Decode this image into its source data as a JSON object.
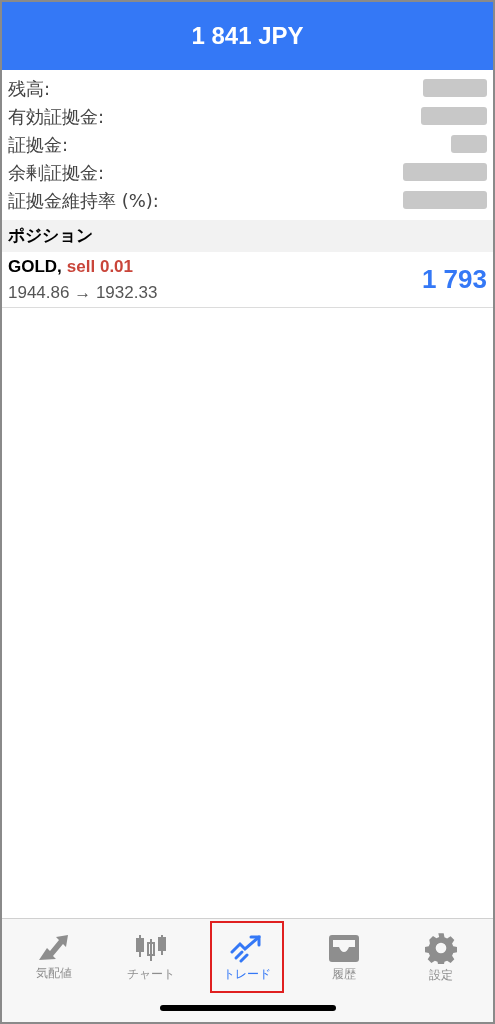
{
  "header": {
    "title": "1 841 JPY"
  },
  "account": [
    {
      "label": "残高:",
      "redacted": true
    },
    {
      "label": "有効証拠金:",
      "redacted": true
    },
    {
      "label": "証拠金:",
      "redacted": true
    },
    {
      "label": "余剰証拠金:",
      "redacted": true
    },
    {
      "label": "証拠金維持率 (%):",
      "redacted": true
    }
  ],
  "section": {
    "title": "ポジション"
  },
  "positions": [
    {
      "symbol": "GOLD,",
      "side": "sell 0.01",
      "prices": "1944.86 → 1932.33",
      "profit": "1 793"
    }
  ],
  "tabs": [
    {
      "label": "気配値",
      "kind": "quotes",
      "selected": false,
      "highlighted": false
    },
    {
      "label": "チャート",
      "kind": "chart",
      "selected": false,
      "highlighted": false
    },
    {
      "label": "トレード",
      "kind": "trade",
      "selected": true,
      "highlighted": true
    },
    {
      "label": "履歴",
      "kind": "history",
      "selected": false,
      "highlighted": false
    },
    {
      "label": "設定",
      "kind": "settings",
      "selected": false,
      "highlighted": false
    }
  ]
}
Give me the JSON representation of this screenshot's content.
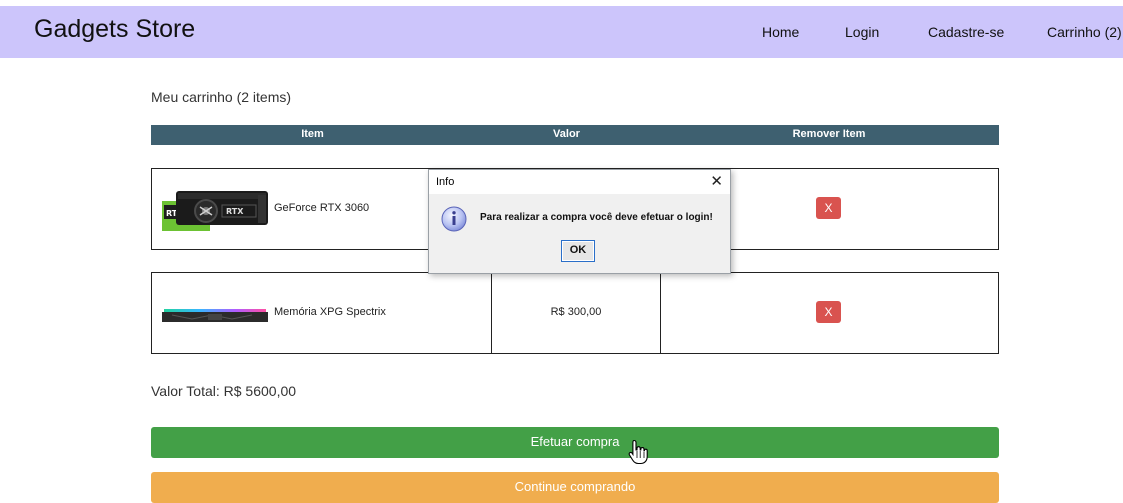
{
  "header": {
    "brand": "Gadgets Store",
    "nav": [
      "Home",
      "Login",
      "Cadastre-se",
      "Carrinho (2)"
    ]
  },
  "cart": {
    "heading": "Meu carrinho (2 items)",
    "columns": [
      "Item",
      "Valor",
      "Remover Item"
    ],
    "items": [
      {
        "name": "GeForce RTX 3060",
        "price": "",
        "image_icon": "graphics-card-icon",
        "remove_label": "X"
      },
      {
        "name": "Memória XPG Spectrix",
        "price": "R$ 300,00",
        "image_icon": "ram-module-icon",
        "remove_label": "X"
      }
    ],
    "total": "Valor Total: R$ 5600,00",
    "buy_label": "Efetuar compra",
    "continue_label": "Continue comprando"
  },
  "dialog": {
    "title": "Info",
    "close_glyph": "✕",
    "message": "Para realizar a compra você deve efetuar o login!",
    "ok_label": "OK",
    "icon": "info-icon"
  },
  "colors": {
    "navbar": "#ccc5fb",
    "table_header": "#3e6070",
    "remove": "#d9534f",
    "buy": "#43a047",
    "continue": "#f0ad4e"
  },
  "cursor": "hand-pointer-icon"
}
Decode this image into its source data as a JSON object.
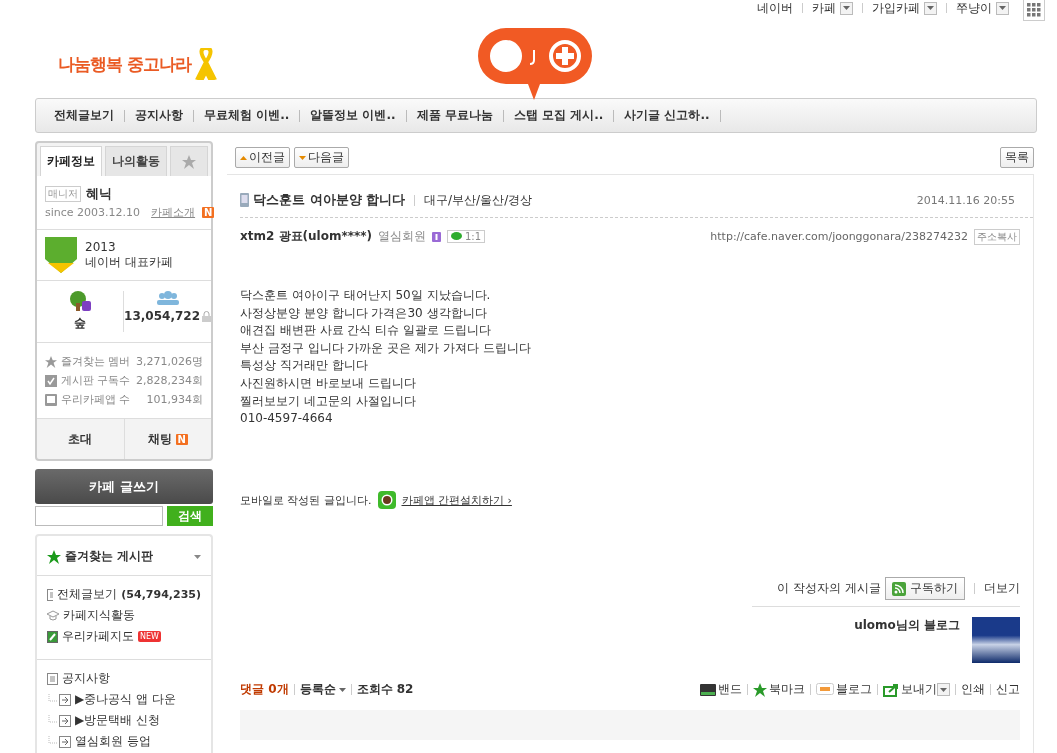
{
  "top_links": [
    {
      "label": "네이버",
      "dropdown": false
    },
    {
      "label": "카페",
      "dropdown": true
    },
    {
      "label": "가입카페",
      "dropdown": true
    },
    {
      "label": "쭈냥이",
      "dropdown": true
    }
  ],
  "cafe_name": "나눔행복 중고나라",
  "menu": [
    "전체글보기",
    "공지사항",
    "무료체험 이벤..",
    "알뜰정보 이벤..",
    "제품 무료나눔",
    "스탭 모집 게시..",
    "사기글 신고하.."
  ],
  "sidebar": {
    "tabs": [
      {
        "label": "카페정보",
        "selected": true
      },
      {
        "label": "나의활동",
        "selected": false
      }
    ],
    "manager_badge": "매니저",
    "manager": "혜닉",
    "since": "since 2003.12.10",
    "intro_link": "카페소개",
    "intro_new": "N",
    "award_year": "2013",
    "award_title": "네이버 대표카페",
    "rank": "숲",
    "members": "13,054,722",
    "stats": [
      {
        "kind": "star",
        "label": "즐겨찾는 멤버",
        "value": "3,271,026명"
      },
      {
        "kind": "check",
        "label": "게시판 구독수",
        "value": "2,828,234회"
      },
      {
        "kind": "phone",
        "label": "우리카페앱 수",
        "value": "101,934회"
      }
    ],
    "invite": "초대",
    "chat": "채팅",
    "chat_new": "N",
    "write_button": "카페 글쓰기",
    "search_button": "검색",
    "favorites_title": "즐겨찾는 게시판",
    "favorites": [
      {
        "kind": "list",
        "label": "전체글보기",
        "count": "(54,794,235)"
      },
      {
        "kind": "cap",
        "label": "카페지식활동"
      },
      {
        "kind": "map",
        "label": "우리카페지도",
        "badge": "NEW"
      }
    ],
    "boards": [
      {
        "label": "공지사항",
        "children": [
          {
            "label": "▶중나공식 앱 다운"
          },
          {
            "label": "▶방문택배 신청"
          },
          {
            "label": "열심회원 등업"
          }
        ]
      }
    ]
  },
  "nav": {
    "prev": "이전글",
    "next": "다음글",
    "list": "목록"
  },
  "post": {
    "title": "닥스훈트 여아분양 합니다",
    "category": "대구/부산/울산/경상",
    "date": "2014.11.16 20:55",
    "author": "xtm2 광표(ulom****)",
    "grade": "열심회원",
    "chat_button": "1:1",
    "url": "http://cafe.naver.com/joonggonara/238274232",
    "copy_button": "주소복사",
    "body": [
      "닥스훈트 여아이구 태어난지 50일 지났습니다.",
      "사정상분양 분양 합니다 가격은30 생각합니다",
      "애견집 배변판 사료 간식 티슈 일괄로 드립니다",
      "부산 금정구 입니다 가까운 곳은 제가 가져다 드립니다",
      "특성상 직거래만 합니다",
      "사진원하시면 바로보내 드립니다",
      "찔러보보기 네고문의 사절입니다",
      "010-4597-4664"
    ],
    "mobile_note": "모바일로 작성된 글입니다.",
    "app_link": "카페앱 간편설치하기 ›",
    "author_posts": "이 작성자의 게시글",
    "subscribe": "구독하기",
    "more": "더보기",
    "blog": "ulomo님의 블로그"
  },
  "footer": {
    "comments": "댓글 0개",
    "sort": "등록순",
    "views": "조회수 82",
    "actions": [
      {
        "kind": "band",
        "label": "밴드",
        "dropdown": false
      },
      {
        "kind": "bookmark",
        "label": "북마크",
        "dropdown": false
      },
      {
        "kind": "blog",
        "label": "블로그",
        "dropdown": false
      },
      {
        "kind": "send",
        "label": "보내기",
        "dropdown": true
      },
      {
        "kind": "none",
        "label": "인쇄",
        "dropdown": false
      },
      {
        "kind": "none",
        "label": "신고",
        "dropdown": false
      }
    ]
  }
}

______

● REQUIRED WORK: Write the entries above out again exactly, but not the pictures.

● RESULT OF THE TASK:
Decode this image into its source data as a JSON object.
{
  "header": {
    "title": "1 841 JPY"
  },
  "account": [
    {
      "label": "残高:",
      "redacted": true
    },
    {
      "label": "有効証拠金:",
      "redacted": true
    },
    {
      "label": "証拠金:",
      "redacted": true
    },
    {
      "label": "余剰証拠金:",
      "redacted": true
    },
    {
      "label": "証拠金維持率 (%):",
      "redacted": true
    }
  ],
  "section": {
    "title": "ポジション"
  },
  "positions": [
    {
      "symbol": "GOLD,",
      "side": "sell 0.01",
      "prices": "1944.86 → 1932.33",
      "profit": "1 793"
    }
  ],
  "tabs": [
    {
      "label": "気配値",
      "kind": "quotes",
      "selected": false,
      "highlighted": false
    },
    {
      "label": "チャート",
      "kind": "chart",
      "selected": false,
      "highlighted": false
    },
    {
      "label": "トレード",
      "kind": "trade",
      "selected": true,
      "highlighted": true
    },
    {
      "label": "履歴",
      "kind": "history",
      "selected": false,
      "highlighted": false
    },
    {
      "label": "設定",
      "kind": "settings",
      "selected": false,
      "highlighted": false
    }
  ]
}
Give me the JSON representation of this screenshot's content.
{
  "header": {
    "brand": "Gadgets Store",
    "nav": [
      "Home",
      "Login",
      "Cadastre-se",
      "Carrinho (2)"
    ]
  },
  "cart": {
    "heading": "Meu carrinho (2 items)",
    "columns": [
      "Item",
      "Valor",
      "Remover Item"
    ],
    "items": [
      {
        "name": "GeForce RTX 3060",
        "price": "",
        "image_icon": "graphics-card-icon",
        "remove_label": "X"
      },
      {
        "name": "Memória XPG Spectrix",
        "price": "R$ 300,00",
        "image_icon": "ram-module-icon",
        "remove_label": "X"
      }
    ],
    "total": "Valor Total: R$ 5600,00",
    "buy_label": "Efetuar compra",
    "continue_label": "Continue comprando"
  },
  "dialog": {
    "title": "Info",
    "close_glyph": "✕",
    "message": "Para realizar a compra você deve efetuar o login!",
    "ok_label": "OK",
    "icon": "info-icon"
  },
  "colors": {
    "navbar": "#ccc5fb",
    "table_header": "#3e6070",
    "remove": "#d9534f",
    "buy": "#43a047",
    "continue": "#f0ad4e"
  },
  "cursor": "hand-pointer-icon"
}
Decode this image into its source data as a JSON object.
{
  "top_links": [
    {
      "label": "네이버",
      "dropdown": false
    },
    {
      "label": "카페",
      "dropdown": true
    },
    {
      "label": "가입카페",
      "dropdown": true
    },
    {
      "label": "쭈냥이",
      "dropdown": true
    }
  ],
  "cafe_name": "나눔행복 중고나라",
  "menu": [
    "전체글보기",
    "공지사항",
    "무료체험 이벤..",
    "알뜰정보 이벤..",
    "제품 무료나눔",
    "스탭 모집 게시..",
    "사기글 신고하.."
  ],
  "sidebar": {
    "tabs": [
      {
        "label": "카페정보",
        "selected": true
      },
      {
        "label": "나의활동",
        "selected": false
      }
    ],
    "manager_badge": "매니저",
    "manager": "혜닉",
    "since": "since 2003.12.10",
    "intro_link": "카페소개",
    "intro_new": "N",
    "award_year": "2013",
    "award_title": "네이버 대표카페",
    "rank": "숲",
    "members": "13,054,722",
    "stats": [
      {
        "kind": "star",
        "label": "즐겨찾는 멤버",
        "value": "3,271,026명"
      },
      {
        "kind": "check",
        "label": "게시판 구독수",
        "value": "2,828,234회"
      },
      {
        "kind": "phone",
        "label": "우리카페앱 수",
        "value": "101,934회"
      }
    ],
    "invite": "초대",
    "chat": "채팅",
    "chat_new": "N",
    "write_button": "카페 글쓰기",
    "search_button": "검색",
    "favorites_title": "즐겨찾는 게시판",
    "favorites": [
      {
        "kind": "list",
        "label": "전체글보기",
        "count": "(54,794,235)"
      },
      {
        "kind": "cap",
        "label": "카페지식활동"
      },
      {
        "kind": "map",
        "label": "우리카페지도",
        "badge": "NEW"
      }
    ],
    "boards": [
      {
        "label": "공지사항",
        "children": [
          {
            "label": "▶중나공식 앱 다운"
          },
          {
            "label": "▶방문택배 신청"
          },
          {
            "label": "열심회원 등업"
          }
        ]
      }
    ]
  },
  "nav": {
    "prev": "이전글",
    "next": "다음글",
    "list": "목록"
  },
  "post": {
    "title": "닥스훈트 여아분양 합니다",
    "category": "대구/부산/울산/경상",
    "date": "2014.11.16 20:55",
    "author": "xtm2 광표(ulom****)",
    "grade": "열심회원",
    "chat_button": "1:1",
    "url": "http://cafe.naver.com/joonggonara/238274232",
    "copy_button": "주소복사",
    "body": [
      "닥스훈트 여아이구 태어난지 50일 지났습니다.",
      "사정상분양 분양 합니다 가격은30 생각합니다",
      "애견집 배변판 사료 간식 티슈 일괄로 드립니다",
      "부산 금정구 입니다 가까운 곳은 제가 가져다 드립니다",
      "특성상 직거래만 합니다",
      "사진원하시면 바로보내 드립니다",
      "찔러보보기 네고문의 사절입니다",
      "010-4597-4664"
    ],
    "mobile_note": "모바일로 작성된 글입니다.",
    "app_link": "카페앱 간편설치하기 ›",
    "author_posts": "이 작성자의 게시글",
    "subscribe": "구독하기",
    "more": "더보기",
    "blog": "ulomo님의 블로그"
  },
  "footer": {
    "comments": "댓글 0개",
    "sort": "등록순",
    "views": "조회수 82",
    "actions": [
      {
        "kind": "band",
        "label": "밴드",
        "dropdown": false
      },
      {
        "kind": "bookmark",
        "label": "북마크",
        "dropdown": false
      },
      {
        "kind": "blog",
        "label": "블로그",
        "dropdown": false
      },
      {
        "kind": "send",
        "label": "보내기",
        "dropdown": true
      },
      {
        "kind": "none",
        "label": "인쇄",
        "dropdown": false
      },
      {
        "kind": "none",
        "label": "신고",
        "dropdown": false
      }
    ]
  }
}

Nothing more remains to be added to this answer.